→ **Source extract**:
On the other side, we might not get to Mitchell Trubisky. He has feasted on plus matchups recently, but it's important to remember the Bears trailed 41-10 in the third quarter the last time they faced this defense (Trubisky's first game back as starter). That's not enough to keep us off of David Montgomery, Allen Robinson, and Cole Kmet, though.
Montgomery is arguably the top running back play on the slate. In his nine full games without Tarik Cohen, Montgomery is averaging 26.2 adjusted opportunities per game and has 43.1% of the team's red-zone opportunities. If you look at the most relevant sample for other backs on teams looking for a win, Montgomery is tied for third in adjusted opportunities and ranks second in red-zone share. Montgomery had 143 yards from scrimmage against the Packers in Week 12 and needs to be part of our core.
As far as the passing-game pieces, you don't need me to tell you that Robinson is in play, even against the Packers' quality corners. Kmet might be a tougher sell.
Kmet seems to be back to playing second fiddle after Jimmy Graham's two-touchdown day last week. But Kmet played 90.3% of the snaps there and got a downfield look. His workload since the Bears' bye week isn't bad.
|Past 5 Games||Overall Targets||Deep Targets||RZ Targets|
Kmet is getting enough work to be an option at $5,000 at a bad position. We should prioritize Smith over him, but Kmet works as a differentiation piece.
Lamar Jackson in a Must-Win Game
One of the quarterbacks in a must-win game for Week 17 is Lamar Jackson. With how well he's playing, you know what to do.
Jackson has played four games since returning from his COVID-19 absence. In those, he's averaging 11.3 rushes for 83.3 yards per game. The yardage alone is equivalent to two extra passing touchdowns per game.

→ **Exercise instructions**:
- 1) Retype the fantasy football passage from "As far as the" up to and including "week isn't bad.".
- 2) Continue writing the fantasy football passage, beginning immediately after its last sentence.
The items presented after this point have no connection to the fantasy football passage.

→ **Source material**:
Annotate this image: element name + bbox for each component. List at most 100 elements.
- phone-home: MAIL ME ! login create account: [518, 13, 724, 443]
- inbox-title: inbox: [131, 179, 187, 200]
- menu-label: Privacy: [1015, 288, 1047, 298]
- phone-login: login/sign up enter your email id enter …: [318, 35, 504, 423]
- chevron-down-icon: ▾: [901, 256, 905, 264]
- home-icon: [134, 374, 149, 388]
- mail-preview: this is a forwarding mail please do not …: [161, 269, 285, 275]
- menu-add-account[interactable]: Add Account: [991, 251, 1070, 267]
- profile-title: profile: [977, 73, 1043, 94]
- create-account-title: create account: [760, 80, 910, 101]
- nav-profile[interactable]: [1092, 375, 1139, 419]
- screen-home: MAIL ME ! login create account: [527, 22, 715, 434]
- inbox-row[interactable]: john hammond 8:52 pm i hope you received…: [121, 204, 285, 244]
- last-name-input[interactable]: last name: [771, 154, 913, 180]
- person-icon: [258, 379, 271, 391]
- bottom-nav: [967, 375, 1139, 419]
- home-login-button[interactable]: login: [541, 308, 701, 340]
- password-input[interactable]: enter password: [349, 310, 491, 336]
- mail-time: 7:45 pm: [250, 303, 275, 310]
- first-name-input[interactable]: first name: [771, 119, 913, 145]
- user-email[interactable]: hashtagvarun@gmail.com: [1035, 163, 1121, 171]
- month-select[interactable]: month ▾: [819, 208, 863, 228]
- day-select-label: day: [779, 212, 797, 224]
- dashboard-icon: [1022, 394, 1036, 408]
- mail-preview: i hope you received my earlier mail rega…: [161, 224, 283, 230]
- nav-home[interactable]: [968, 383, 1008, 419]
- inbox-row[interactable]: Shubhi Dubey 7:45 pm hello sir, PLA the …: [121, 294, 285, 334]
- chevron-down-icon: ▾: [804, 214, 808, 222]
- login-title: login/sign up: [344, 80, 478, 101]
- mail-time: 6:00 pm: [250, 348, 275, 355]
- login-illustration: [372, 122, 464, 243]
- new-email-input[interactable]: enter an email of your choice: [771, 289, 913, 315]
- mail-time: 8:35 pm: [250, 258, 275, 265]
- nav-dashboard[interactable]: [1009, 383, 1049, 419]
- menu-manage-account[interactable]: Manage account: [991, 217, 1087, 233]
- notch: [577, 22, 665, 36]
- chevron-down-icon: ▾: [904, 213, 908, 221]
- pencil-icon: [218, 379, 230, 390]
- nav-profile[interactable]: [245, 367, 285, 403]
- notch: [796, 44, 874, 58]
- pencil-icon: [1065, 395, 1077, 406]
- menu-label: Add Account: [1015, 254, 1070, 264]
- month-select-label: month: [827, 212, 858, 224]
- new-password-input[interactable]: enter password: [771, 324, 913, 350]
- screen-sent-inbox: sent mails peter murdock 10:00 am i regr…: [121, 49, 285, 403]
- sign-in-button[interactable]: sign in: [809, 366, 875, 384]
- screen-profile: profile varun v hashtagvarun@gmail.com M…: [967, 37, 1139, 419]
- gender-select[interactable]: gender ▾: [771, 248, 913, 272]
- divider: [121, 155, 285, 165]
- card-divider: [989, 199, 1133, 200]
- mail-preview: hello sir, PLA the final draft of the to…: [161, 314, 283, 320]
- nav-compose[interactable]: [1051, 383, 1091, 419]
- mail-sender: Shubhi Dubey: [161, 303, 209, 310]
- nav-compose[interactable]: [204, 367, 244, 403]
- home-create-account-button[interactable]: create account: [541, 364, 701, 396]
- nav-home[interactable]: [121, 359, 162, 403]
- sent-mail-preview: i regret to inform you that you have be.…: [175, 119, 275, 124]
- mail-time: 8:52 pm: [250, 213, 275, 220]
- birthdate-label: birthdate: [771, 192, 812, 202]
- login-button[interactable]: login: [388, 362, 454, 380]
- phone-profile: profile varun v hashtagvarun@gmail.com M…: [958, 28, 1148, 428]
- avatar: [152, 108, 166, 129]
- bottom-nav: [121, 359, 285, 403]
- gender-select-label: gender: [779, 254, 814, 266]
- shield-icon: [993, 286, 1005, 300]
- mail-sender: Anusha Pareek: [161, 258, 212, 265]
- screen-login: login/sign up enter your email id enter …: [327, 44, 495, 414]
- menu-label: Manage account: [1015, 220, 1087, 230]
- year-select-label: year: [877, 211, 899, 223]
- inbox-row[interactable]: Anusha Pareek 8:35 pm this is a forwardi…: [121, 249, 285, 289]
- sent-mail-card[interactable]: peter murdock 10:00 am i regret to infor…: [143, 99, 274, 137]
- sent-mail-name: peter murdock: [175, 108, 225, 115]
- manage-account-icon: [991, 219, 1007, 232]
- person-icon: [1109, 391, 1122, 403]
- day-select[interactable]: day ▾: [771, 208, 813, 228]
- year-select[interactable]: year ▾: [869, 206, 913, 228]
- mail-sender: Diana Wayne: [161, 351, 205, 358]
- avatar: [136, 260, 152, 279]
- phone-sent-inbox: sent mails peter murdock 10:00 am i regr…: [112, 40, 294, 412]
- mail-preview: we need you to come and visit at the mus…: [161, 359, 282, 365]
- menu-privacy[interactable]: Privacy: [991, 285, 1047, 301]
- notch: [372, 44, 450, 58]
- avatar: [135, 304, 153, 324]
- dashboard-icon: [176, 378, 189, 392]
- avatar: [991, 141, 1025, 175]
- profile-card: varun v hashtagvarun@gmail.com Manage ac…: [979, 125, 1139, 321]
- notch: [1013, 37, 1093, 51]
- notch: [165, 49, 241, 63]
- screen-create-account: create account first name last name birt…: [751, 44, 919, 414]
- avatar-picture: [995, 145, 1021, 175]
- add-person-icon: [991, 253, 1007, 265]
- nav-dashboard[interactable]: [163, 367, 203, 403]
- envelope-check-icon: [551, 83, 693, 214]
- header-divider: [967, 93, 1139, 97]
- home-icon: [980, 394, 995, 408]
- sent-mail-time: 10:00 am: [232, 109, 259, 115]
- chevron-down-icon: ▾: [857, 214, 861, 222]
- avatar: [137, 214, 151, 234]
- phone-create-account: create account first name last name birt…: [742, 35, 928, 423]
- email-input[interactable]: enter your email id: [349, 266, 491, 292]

→ **Results for the exercise**:
- 1)
As far as the passing-game pieces, you don't need me to tell you that Robinson is in play, even against the Packers' quality corners. Kmet might be a tougher sell.
Kmet seems to be back to playing second fiddle after Jimmy Graham's two-touchdown day last week. But Kmet played 90.3% of the snaps there and got a downfield look. His workload since the Bears' bye week isn't bad.

- 2)
The passing has been pretty, too. Jackson's averaging 0.40 Passing NEP per drop back, a massive leap from his mark of 0.12 before the missed game. Jackson's the top quarterback option on the slate, even with his salary up to $9,000.
Mark Andrews' $7,200 salary is going to be tough to get to with our obsession over the high-salaried backs. Still, with Travis Kelce unlikely to play and Darren Waller in a low-leverage game, not many guys can match Andrews' yardage upside. His four highest yardage outputs have come in his past four games, so we have some incentive to find our salary savings at wide receiver and jam in Andrews.
Marquise Brown is in a better spot than he was earlier in the year with double-digit FanDuel points in five straight games, but he's a full tier below Andrews when stacking with Jackson. Brown's four touchdowns have buoyed his scoring stretch, and it's tougher to bank on that than yardage. If you've got 10 Jackson lineups, Andrews is likely the optimal stack for half with Brown in three and Jackson by himself in two.
Dallas' Resurgent Offense
If we want to get to guys like Jackson, Andrews, Henry, Montgomery, and Adams, we've gotta find savings somewhere. This NFC East battle between the Dallas Cowboys and New York Giants can fill that role.
The big reason we can feel good about stacking it is that the Cowboys' offense is back to scoring points. It's not just Week 16, either; Andy Dalton is averaging 0.16 Passing NEP per drop back since returning in Week 11. We can live with that.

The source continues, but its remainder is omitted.